Every line below that holds the string "Highest" should be copied out.

# START OF INPUT RECORDS

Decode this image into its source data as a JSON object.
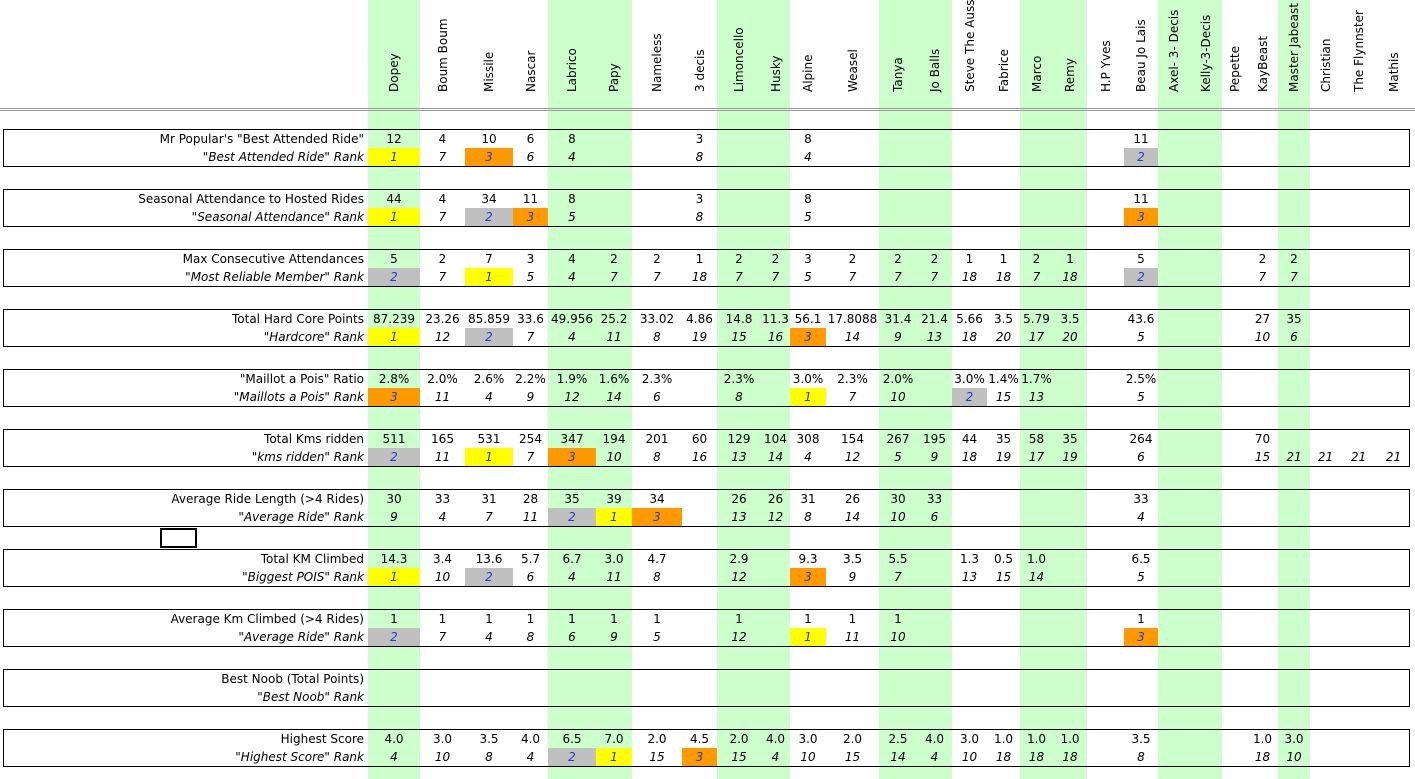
{
  "columns": [
    "Dopey",
    "Boum Boum",
    "Missile",
    "Nascar",
    "Labrico",
    "Papy",
    "Nameless",
    "3 decis",
    "Limoncello",
    "Husky",
    "Alpine",
    "Weasel",
    "Tanya",
    "Jo Balls",
    "Steve The Aussie",
    "Fabrice",
    "Marco",
    "Remy",
    "H.P Yves",
    "Beau Jo Lais",
    "Axel- 3- Decis",
    "Kelly-3-Decis",
    "Pepette",
    "KayBeast",
    "Master Jabeast",
    "Christian",
    "The Flynnster",
    "Mathis"
  ],
  "highlight_colors": {
    "yellow": "#ffff00",
    "orange": "#ff9900",
    "gray": "#c0c0c0",
    "green": "#ccffcc"
  },
  "sections": [
    {
      "label": "Mr Popular's \"Best Attended Ride\"",
      "rank_label": "\"Best Attended Ride\" Rank",
      "values": [
        "12",
        "4",
        "10",
        "6",
        "8",
        "",
        "",
        "3",
        "",
        "",
        "8",
        "",
        "",
        "",
        "",
        "",
        "",
        "",
        "",
        "11",
        "",
        "",
        "",
        "",
        "",
        "",
        "",
        ""
      ],
      "ranks": [
        "1",
        "7",
        "3",
        "6",
        "4",
        "",
        "",
        "8",
        "",
        "",
        "4",
        "",
        "",
        "",
        "",
        "",
        "",
        "",
        "",
        "2",
        "",
        "",
        "",
        "",
        "",
        "",
        "",
        ""
      ]
    },
    {
      "label": "Seasonal Attendance to Hosted Rides",
      "rank_label": "\"Seasonal Attendance\" Rank",
      "values": [
        "44",
        "4",
        "34",
        "11",
        "8",
        "",
        "",
        "3",
        "",
        "",
        "8",
        "",
        "",
        "",
        "",
        "",
        "",
        "",
        "",
        "11",
        "",
        "",
        "",
        "",
        "",
        "",
        "",
        ""
      ],
      "ranks": [
        "1",
        "7",
        "2",
        "3",
        "5",
        "",
        "",
        "8",
        "",
        "",
        "5",
        "",
        "",
        "",
        "",
        "",
        "",
        "",
        "",
        "3",
        "",
        "",
        "",
        "",
        "",
        "",
        "",
        ""
      ]
    },
    {
      "label": "Max Consecutive Attendances",
      "rank_label": "\"Most Reliable Member\" Rank",
      "values": [
        "5",
        "2",
        "7",
        "3",
        "4",
        "2",
        "2",
        "1",
        "2",
        "2",
        "3",
        "2",
        "2",
        "2",
        "1",
        "1",
        "2",
        "1",
        "",
        "5",
        "",
        "",
        "",
        "2",
        "2",
        "",
        "",
        ""
      ],
      "ranks": [
        "2",
        "7",
        "1",
        "5",
        "4",
        "7",
        "7",
        "18",
        "7",
        "7",
        "5",
        "7",
        "7",
        "7",
        "18",
        "18",
        "7",
        "18",
        "",
        "2",
        "",
        "",
        "",
        "7",
        "7",
        "",
        "",
        ""
      ]
    },
    {
      "label": "Total Hard Core Points",
      "rank_label": "\"Hardcore\" Rank",
      "values": [
        "87.239",
        "23.26",
        "85.859",
        "33.6",
        "49.956",
        "25.2",
        "33.02",
        "4.86",
        "14.8",
        "11.3",
        "56.1",
        "17.8088",
        "31.4",
        "21.4",
        "5.66",
        "3.5",
        "5.79",
        "3.5",
        "",
        "43.6",
        "",
        "",
        "",
        "27",
        "35",
        "",
        "",
        ""
      ],
      "ranks": [
        "1",
        "12",
        "2",
        "7",
        "4",
        "11",
        "8",
        "19",
        "15",
        "16",
        "3",
        "14",
        "9",
        "13",
        "18",
        "20",
        "17",
        "20",
        "",
        "5",
        "",
        "",
        "",
        "10",
        "6",
        "",
        "",
        ""
      ]
    },
    {
      "label": "\"Maillot a Pois\" Ratio",
      "rank_label": "\"Maillots a Pois\" Rank",
      "values": [
        "2.8%",
        "2.0%",
        "2.6%",
        "2.2%",
        "1.9%",
        "1.6%",
        "2.3%",
        "",
        "2.3%",
        "",
        "3.0%",
        "2.3%",
        "2.0%",
        "",
        "3.0%",
        "1.4%",
        "1.7%",
        "",
        "",
        "2.5%",
        "",
        "",
        "",
        "",
        "",
        "",
        "",
        ""
      ],
      "ranks": [
        "3",
        "11",
        "4",
        "9",
        "12",
        "14",
        "6",
        "",
        "8",
        "",
        "1",
        "7",
        "10",
        "",
        "2",
        "15",
        "13",
        "",
        "",
        "5",
        "",
        "",
        "",
        "",
        "",
        "",
        "",
        ""
      ]
    },
    {
      "label": "Total Kms ridden",
      "rank_label": "\"kms ridden\" Rank",
      "values": [
        "511",
        "165",
        "531",
        "254",
        "347",
        "194",
        "201",
        "60",
        "129",
        "104",
        "308",
        "154",
        "267",
        "195",
        "44",
        "35",
        "58",
        "35",
        "",
        "264",
        "",
        "",
        "",
        "70",
        "",
        "",
        "",
        ""
      ],
      "ranks": [
        "2",
        "11",
        "1",
        "7",
        "3",
        "10",
        "8",
        "16",
        "13",
        "14",
        "4",
        "12",
        "5",
        "9",
        "18",
        "19",
        "17",
        "19",
        "",
        "6",
        "",
        "",
        "",
        "15",
        "21",
        "21",
        "21",
        "21"
      ]
    },
    {
      "label": "Average Ride Length (>4 Rides)",
      "rank_label": "\"Average Ride\" Rank",
      "values": [
        "30",
        "33",
        "31",
        "28",
        "35",
        "39",
        "34",
        "",
        "26",
        "26",
        "31",
        "26",
        "30",
        "33",
        "",
        "",
        "",
        "",
        "",
        "33",
        "",
        "",
        "",
        "",
        "",
        "",
        "",
        ""
      ],
      "ranks": [
        "9",
        "4",
        "7",
        "11",
        "2",
        "1",
        "3",
        "",
        "13",
        "12",
        "8",
        "14",
        "10",
        "6",
        "",
        "",
        "",
        "",
        "",
        "4",
        "",
        "",
        "",
        "",
        "",
        "",
        "",
        ""
      ]
    },
    {
      "label": "Total KM Climbed",
      "rank_label": "\"Biggest POIS\" Rank",
      "values": [
        "14.3",
        "3.4",
        "13.6",
        "5.7",
        "6.7",
        "3.0",
        "4.7",
        "",
        "2.9",
        "",
        "9.3",
        "3.5",
        "5.5",
        "",
        "1.3",
        "0.5",
        "1.0",
        "",
        "",
        "6.5",
        "",
        "",
        "",
        "",
        "",
        "",
        "",
        ""
      ],
      "ranks": [
        "1",
        "10",
        "2",
        "6",
        "4",
        "11",
        "8",
        "",
        "12",
        "",
        "3",
        "9",
        "7",
        "",
        "13",
        "15",
        "14",
        "",
        "",
        "5",
        "",
        "",
        "",
        "",
        "",
        "",
        "",
        ""
      ]
    },
    {
      "label": "Average Km Climbed (>4 Rides)",
      "rank_label": "\"Average Ride\" Rank",
      "values": [
        "1",
        "1",
        "1",
        "1",
        "1",
        "1",
        "1",
        "",
        "1",
        "",
        "1",
        "1",
        "1",
        "",
        "",
        "",
        "",
        "",
        "",
        "1",
        "",
        "",
        "",
        "",
        "",
        "",
        "",
        ""
      ],
      "ranks": [
        "2",
        "7",
        "4",
        "8",
        "6",
        "9",
        "5",
        "",
        "12",
        "",
        "1",
        "11",
        "10",
        "",
        "",
        "",
        "",
        "",
        "",
        "3",
        "",
        "",
        "",
        "",
        "",
        "",
        "",
        ""
      ]
    },
    {
      "label": "Best Noob (Total Points)",
      "rank_label": "\"Best Noob\" Rank",
      "values": [
        "",
        "",
        "",
        "",
        "",
        "",
        "",
        "",
        "",
        "",
        "",
        "",
        "",
        "",
        "",
        "",
        "",
        "",
        "",
        "",
        "",
        "",
        "",
        "",
        "",
        "",
        "",
        ""
      ],
      "ranks": [
        "",
        "",
        "",
        "",
        "",
        "",
        "",
        "",
        "",
        "",
        "",
        "",
        "",
        "",
        "",
        "",
        "",
        "",
        "",
        "",
        "",
        "",
        "",
        "",
        "",
        "",
        "",
        ""
      ]
    },
    {
      "label": "Highest Score",
      "rank_label": "\"Highest Score\" Rank",
      "values": [
        "4.0",
        "3.0",
        "3.5",
        "4.0",
        "6.5",
        "7.0",
        "2.0",
        "4.5",
        "2.0",
        "4.0",
        "3.0",
        "2.0",
        "2.5",
        "4.0",
        "3.0",
        "1.0",
        "1.0",
        "1.0",
        "",
        "3.5",
        "",
        "",
        "",
        "1.0",
        "3.0",
        "",
        "",
        ""
      ],
      "ranks": [
        "4",
        "10",
        "8",
        "4",
        "2",
        "1",
        "15",
        "3",
        "15",
        "4",
        "10",
        "15",
        "14",
        "4",
        "10",
        "18",
        "18",
        "18",
        "",
        "8",
        "",
        "",
        "",
        "18",
        "10",
        "",
        "",
        ""
      ]
    }
  ]
}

# END OF INPUT RECORDS

## WORKED ANSWER
      "label": "Highest Score",
      "rank_label": "\"Highest Score\" Rank",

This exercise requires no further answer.